WHAT YOU ARE ASKED TO DO:
Word for word, quote all of the material, omitting the pictures.

*** EXTRACTED MATERIAL

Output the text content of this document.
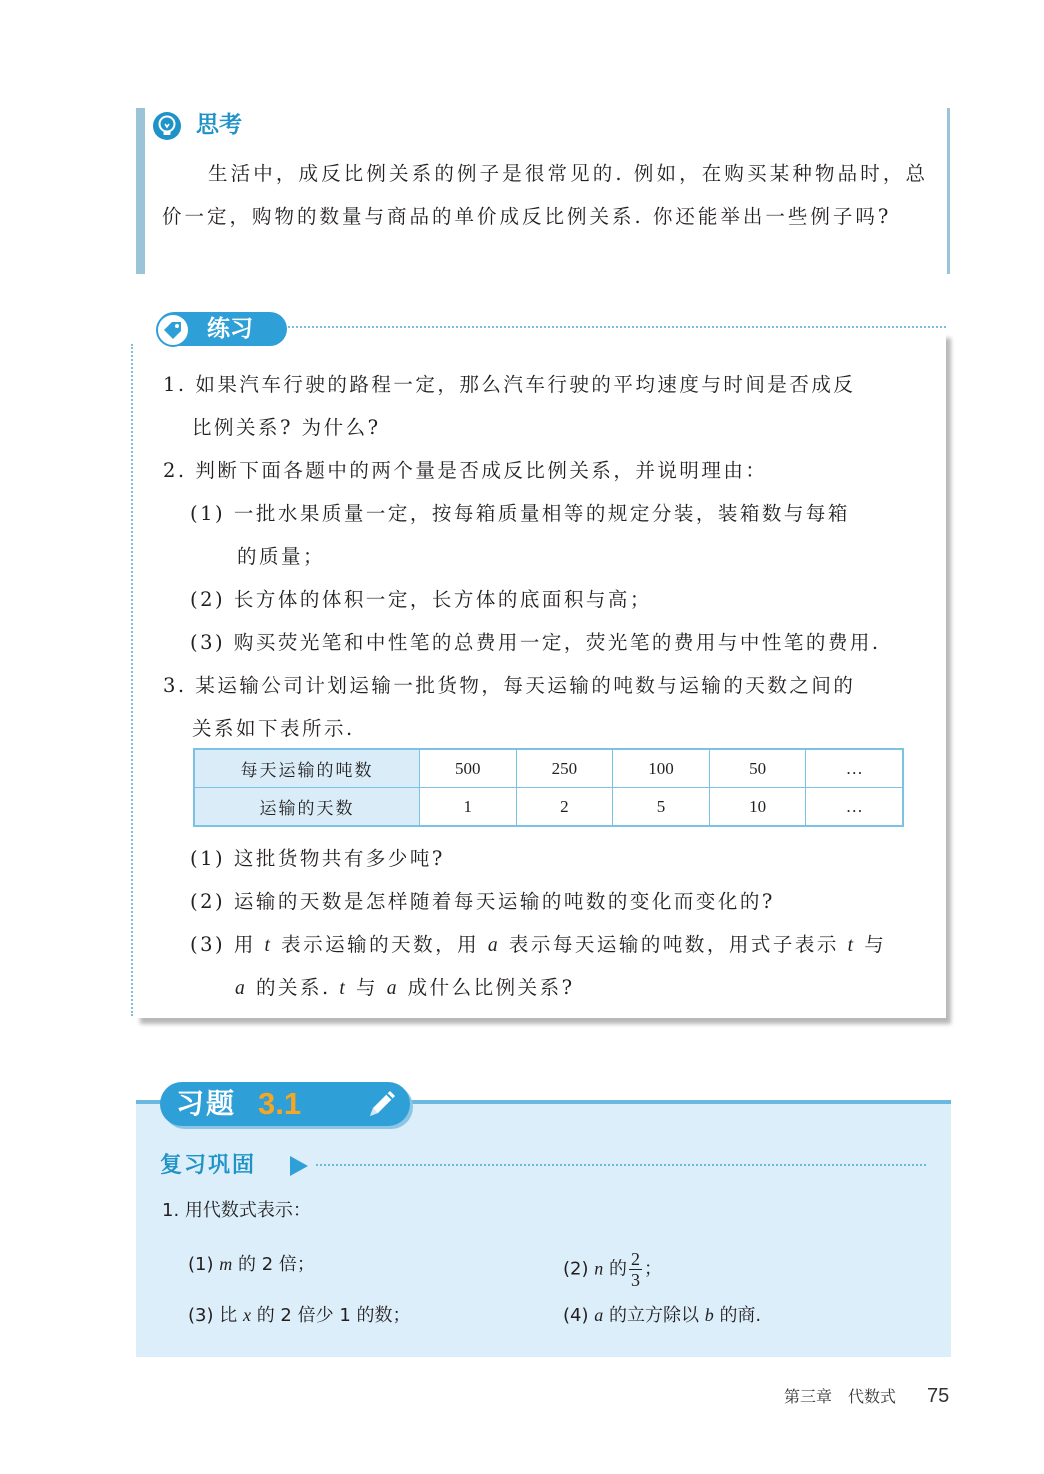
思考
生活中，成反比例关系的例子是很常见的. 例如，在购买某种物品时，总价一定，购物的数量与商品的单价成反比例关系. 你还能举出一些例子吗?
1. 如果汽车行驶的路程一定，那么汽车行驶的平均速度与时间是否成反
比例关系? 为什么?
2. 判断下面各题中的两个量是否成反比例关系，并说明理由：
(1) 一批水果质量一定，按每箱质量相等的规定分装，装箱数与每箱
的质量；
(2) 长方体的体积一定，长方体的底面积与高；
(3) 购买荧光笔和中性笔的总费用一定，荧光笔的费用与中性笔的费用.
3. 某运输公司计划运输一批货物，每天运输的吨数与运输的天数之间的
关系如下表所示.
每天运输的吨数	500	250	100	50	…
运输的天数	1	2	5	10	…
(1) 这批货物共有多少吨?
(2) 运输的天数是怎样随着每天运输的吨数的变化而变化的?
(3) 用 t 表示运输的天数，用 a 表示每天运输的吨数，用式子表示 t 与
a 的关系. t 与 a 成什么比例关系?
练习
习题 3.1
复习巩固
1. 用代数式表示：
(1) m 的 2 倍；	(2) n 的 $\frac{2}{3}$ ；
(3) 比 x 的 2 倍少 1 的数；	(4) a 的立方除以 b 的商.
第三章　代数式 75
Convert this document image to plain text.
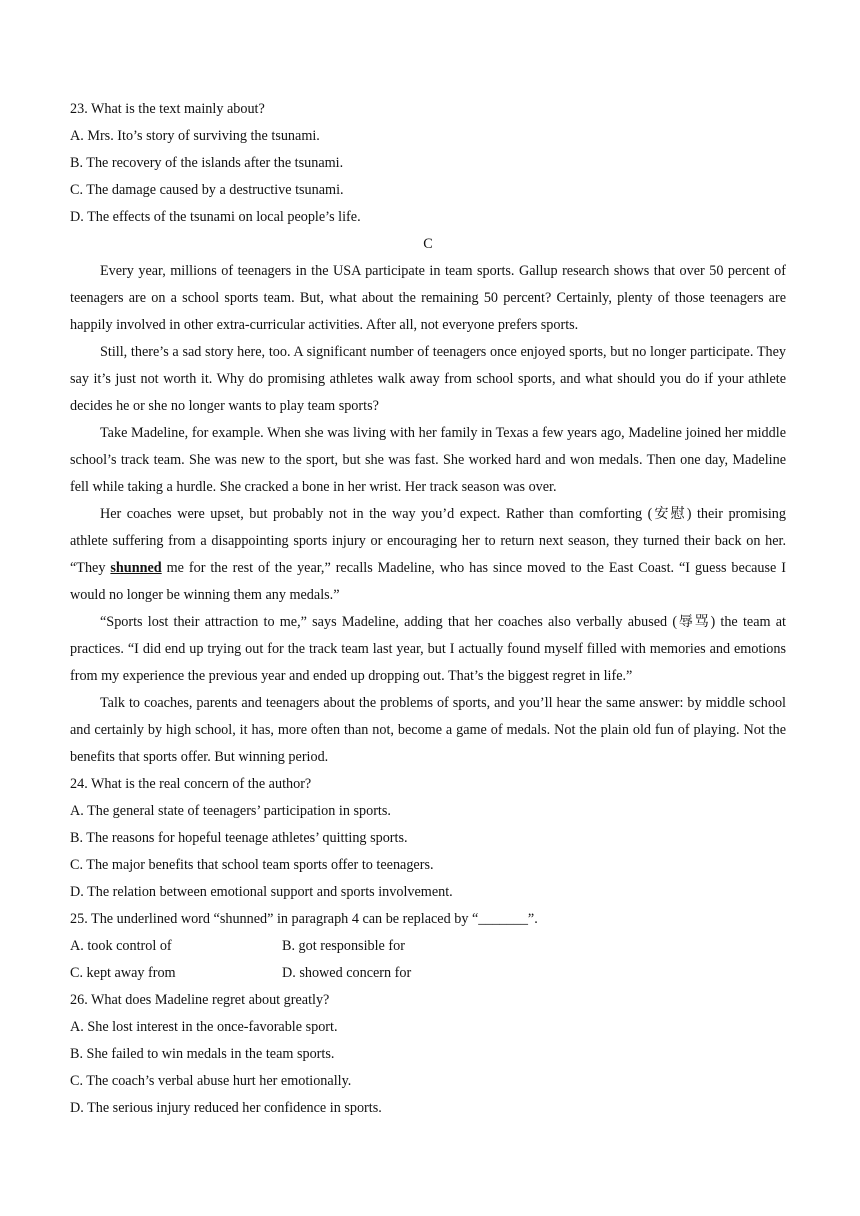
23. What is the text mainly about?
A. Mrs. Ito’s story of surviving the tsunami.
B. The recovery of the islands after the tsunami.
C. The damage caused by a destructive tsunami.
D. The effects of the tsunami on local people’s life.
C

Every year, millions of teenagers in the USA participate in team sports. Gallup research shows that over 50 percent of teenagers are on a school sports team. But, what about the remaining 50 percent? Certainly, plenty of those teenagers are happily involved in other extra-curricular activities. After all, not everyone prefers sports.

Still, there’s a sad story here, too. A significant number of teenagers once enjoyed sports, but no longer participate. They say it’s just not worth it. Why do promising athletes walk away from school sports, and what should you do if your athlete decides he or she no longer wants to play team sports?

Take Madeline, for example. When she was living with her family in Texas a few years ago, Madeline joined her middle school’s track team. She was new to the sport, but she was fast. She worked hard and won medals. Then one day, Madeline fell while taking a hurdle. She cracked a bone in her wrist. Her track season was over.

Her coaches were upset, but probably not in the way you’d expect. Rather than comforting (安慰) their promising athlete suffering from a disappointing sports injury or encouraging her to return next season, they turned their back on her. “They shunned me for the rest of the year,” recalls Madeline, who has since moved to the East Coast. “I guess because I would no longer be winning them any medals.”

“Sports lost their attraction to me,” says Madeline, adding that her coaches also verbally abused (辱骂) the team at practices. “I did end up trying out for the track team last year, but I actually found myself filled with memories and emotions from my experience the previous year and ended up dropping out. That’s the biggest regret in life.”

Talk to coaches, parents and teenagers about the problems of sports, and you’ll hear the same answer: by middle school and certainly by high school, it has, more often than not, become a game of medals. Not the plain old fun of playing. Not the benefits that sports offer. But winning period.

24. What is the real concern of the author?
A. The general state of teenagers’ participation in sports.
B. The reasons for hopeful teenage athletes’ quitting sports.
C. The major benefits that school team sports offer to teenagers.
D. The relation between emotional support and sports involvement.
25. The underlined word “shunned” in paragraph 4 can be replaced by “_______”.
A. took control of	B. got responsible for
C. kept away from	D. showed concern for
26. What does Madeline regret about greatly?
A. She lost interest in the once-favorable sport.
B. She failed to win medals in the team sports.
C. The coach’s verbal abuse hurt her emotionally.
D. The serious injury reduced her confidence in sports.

******

EXERCISE SOLUTION:
Output the text content of this document.
思考
生活中，成反比例关系的例子是很常见的. 例如，在购买某种物品时，总价一定，购物的数量与商品的单价成反比例关系. 你还能举出一些例子吗?
1. 如果汽车行驶的路程一定，那么汽车行驶的平均速度与时间是否成反
比例关系? 为什么?
2. 判断下面各题中的两个量是否成反比例关系，并说明理由：
(1) 一批水果质量一定，按每箱质量相等的规定分装，装箱数与每箱
的质量；
(2) 长方体的体积一定，长方体的底面积与高；
(3) 购买荧光笔和中性笔的总费用一定，荧光笔的费用与中性笔的费用.
3. 某运输公司计划运输一批货物，每天运输的吨数与运输的天数之间的
关系如下表所示.
每天运输的吨数	500	250	100	50	…
运输的天数	1	2	5	10	…
(1) 这批货物共有多少吨?
(2) 运输的天数是怎样随着每天运输的吨数的变化而变化的?
(3) 用 t 表示运输的天数，用 a 表示每天运输的吨数，用式子表示 t 与
a 的关系. t 与 a 成什么比例关系?
练习
习题 3.1
复习巩固
1. 用代数式表示：
(1) m 的 2 倍；	(2) n 的 $\frac{2}{3}$ ；
(3) 比 x 的 2 倍少 1 的数；	(4) a 的立方除以 b 的商.
第三章　代数式 75
Convert this document image to plain text.
23. What is the text mainly about?
A. Mrs. Ito’s story of surviving the tsunami.
B. The recovery of the islands after the tsunami.
C. The damage caused by a destructive tsunami.
D. The effects of the tsunami on local people’s life.
C

Every year, millions of teenagers in the USA participate in team sports. Gallup research shows that over 50 percent of teenagers are on a school sports team. But, what about the remaining 50 percent? Certainly, plenty of those teenagers are happily involved in other extra-curricular activities. After all, not everyone prefers sports.

Still, there’s a sad story here, too. A significant number of teenagers once enjoyed sports, but no longer participate. They say it’s just not worth it. Why do promising athletes walk away from school sports, and what should you do if your athlete decides he or she no longer wants to play team sports?

Take Madeline, for example. When she was living with her family in Texas a few years ago, Madeline joined her middle school’s track team. She was new to the sport, but she was fast. She worked hard and won medals. Then one day, Madeline fell while taking a hurdle. She cracked a bone in her wrist. Her track season was over.

Her coaches were upset, but probably not in the way you’d expect. Rather than comforting (安慰) their promising athlete suffering from a disappointing sports injury or encouraging her to return next season, they turned their back on her. “They shunned me for the rest of the year,” recalls Madeline, who has since moved to the East Coast. “I guess because I would no longer be winning them any medals.”

“Sports lost their attraction to me,” says Madeline, adding that her coaches also verbally abused (辱骂) the team at practices. “I did end up trying out for the track team last year, but I actually found myself filled with memories and emotions from my experience the previous year and ended up dropping out. That’s the biggest regret in life.”

Talk to coaches, parents and teenagers about the problems of sports, and you’ll hear the same answer: by middle school and certainly by high school, it has, more often than not, become a game of medals. Not the plain old fun of playing. Not the benefits that sports offer. But winning period.

24. What is the real concern of the author?
A. The general state of teenagers’ participation in sports.
B. The reasons for hopeful teenage athletes’ quitting sports.
C. The major benefits that school team sports offer to teenagers.
D. The relation between emotional support and sports involvement.
25. The underlined word “shunned” in paragraph 4 can be replaced by “_______”.
A. took control of	B. got responsible for
C. kept away from	D. showed concern for
26. What does Madeline regret about greatly?
A. She lost interest in the once-favorable sport.
B. She failed to win medals in the team sports.
C. The coach’s verbal abuse hurt her emotionally.
D. The serious injury reduced her confidence in sports.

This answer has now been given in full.